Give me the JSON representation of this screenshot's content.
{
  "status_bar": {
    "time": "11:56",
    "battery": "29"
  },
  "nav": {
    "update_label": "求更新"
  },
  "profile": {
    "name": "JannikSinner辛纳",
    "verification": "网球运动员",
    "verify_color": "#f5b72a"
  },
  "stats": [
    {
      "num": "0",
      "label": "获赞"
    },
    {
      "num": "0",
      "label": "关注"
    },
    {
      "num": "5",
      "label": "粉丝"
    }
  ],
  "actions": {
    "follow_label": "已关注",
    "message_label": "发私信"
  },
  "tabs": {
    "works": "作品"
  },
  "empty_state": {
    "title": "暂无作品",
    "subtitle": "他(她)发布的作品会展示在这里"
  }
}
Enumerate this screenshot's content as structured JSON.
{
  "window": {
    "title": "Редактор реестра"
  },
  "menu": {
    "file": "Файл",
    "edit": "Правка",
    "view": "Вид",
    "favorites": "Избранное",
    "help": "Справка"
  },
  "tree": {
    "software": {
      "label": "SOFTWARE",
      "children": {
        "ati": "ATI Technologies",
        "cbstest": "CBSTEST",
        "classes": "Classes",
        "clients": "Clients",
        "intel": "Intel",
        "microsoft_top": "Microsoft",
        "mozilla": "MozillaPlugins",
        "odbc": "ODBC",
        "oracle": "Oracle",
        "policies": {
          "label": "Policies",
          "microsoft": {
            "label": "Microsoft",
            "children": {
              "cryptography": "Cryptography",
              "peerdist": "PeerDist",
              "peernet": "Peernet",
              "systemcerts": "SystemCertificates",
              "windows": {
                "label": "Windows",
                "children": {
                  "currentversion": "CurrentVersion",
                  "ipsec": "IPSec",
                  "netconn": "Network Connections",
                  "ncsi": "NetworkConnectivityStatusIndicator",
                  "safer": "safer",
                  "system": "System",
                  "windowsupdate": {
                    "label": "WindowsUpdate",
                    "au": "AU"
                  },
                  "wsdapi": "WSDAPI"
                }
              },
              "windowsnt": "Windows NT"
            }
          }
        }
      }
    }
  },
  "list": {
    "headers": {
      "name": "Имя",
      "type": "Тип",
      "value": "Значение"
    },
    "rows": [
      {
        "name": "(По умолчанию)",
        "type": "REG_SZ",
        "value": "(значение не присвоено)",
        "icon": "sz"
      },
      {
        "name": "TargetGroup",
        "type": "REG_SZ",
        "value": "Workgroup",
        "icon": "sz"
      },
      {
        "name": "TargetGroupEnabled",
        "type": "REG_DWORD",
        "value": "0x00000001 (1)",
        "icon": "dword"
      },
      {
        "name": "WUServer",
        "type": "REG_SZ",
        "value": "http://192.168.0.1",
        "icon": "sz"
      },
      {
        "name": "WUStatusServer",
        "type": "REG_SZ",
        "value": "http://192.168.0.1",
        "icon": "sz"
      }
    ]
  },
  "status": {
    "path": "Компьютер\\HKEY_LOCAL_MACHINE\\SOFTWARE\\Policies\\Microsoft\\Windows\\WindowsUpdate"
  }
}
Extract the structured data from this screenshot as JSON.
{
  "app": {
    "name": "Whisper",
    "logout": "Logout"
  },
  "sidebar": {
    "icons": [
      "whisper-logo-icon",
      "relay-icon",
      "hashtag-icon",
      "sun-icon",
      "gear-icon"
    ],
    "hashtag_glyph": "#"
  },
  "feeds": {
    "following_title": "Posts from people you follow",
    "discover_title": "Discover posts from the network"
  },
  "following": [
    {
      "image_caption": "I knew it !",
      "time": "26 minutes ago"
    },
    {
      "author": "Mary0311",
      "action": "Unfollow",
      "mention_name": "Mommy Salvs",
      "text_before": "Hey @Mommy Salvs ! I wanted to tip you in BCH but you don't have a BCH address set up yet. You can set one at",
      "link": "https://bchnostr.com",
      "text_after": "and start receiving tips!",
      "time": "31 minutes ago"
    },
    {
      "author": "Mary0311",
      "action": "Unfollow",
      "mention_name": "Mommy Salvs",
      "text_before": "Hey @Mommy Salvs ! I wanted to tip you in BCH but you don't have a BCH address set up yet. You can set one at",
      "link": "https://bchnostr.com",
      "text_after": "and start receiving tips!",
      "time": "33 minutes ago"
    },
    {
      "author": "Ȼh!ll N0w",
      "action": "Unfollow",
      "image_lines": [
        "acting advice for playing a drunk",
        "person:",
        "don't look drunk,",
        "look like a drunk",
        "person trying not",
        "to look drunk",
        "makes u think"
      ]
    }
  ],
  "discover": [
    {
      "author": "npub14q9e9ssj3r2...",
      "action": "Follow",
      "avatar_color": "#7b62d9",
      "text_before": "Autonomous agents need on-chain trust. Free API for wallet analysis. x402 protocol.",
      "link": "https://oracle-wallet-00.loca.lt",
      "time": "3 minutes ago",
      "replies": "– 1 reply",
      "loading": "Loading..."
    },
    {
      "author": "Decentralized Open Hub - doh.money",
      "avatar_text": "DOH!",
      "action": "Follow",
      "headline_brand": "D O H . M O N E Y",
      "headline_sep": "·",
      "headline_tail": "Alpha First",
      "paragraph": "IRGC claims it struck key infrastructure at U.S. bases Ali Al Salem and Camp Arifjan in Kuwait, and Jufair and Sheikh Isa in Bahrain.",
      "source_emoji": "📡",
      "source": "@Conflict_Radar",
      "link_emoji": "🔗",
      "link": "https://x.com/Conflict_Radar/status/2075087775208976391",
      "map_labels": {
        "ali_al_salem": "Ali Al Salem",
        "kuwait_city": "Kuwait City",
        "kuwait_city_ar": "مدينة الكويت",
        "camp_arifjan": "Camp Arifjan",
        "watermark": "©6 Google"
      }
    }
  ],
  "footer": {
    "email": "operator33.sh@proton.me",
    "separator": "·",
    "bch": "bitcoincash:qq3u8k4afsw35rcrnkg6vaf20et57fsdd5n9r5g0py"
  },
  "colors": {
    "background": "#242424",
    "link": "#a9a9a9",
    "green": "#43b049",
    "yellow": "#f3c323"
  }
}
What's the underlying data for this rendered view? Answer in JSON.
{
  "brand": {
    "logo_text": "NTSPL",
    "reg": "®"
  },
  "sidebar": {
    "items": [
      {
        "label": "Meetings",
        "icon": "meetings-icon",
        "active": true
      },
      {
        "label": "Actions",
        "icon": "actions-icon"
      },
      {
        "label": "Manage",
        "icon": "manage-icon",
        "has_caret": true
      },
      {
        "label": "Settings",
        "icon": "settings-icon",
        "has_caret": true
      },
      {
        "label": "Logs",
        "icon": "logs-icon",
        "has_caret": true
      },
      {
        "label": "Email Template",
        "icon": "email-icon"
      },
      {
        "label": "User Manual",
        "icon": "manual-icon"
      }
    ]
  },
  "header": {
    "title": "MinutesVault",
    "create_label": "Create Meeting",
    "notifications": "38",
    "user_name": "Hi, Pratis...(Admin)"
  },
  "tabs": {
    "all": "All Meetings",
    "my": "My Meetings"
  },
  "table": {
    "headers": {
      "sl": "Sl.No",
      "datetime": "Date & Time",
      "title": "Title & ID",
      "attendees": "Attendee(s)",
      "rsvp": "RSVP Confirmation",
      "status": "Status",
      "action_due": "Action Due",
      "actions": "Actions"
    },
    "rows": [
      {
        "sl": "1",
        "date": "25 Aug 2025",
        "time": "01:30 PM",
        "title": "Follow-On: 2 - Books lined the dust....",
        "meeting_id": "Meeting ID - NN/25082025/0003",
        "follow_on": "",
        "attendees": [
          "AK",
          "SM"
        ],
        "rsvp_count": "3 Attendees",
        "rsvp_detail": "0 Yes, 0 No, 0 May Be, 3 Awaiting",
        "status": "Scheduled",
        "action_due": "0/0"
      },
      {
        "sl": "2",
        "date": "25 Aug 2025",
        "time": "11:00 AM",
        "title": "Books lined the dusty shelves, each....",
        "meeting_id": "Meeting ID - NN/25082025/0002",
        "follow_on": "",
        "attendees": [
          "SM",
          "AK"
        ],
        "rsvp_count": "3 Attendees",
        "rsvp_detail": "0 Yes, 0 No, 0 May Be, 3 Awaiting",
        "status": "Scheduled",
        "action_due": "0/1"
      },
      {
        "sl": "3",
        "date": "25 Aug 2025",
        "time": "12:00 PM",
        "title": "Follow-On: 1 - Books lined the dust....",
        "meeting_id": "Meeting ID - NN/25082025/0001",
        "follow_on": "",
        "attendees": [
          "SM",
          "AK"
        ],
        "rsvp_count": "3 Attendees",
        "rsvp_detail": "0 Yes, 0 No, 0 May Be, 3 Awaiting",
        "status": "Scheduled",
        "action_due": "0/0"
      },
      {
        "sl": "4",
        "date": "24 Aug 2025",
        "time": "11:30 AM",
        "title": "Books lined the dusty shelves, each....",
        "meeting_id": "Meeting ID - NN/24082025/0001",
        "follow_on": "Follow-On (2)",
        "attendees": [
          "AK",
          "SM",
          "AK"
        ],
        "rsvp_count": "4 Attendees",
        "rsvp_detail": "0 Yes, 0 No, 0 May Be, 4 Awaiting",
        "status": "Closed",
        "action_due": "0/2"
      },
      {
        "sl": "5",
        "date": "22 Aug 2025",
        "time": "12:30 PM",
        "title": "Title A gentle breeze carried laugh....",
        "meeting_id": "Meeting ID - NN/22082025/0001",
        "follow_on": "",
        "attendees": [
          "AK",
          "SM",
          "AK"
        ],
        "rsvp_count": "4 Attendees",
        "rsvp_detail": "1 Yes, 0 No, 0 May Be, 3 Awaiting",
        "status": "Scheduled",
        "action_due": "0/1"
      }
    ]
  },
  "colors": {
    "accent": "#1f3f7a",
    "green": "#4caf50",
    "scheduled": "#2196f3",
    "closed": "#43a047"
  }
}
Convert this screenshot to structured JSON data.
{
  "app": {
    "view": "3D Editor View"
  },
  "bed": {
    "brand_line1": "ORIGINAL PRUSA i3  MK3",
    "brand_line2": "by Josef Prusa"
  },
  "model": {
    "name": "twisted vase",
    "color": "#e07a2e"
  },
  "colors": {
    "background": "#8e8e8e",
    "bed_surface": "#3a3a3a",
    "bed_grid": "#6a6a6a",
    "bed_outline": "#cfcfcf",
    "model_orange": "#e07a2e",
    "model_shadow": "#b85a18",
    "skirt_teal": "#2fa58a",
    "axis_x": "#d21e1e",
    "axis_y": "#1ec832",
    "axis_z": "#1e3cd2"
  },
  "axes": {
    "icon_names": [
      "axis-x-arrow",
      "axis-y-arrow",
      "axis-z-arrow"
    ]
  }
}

--- TASK DETAILS ---
Copy out each line that contains the word "drunk".

--- RESULT OF THIS TASK ---
        "acting advice for playing a drunk",
        "don't look drunk,",
        "look like a drunk",
        "to look drunk",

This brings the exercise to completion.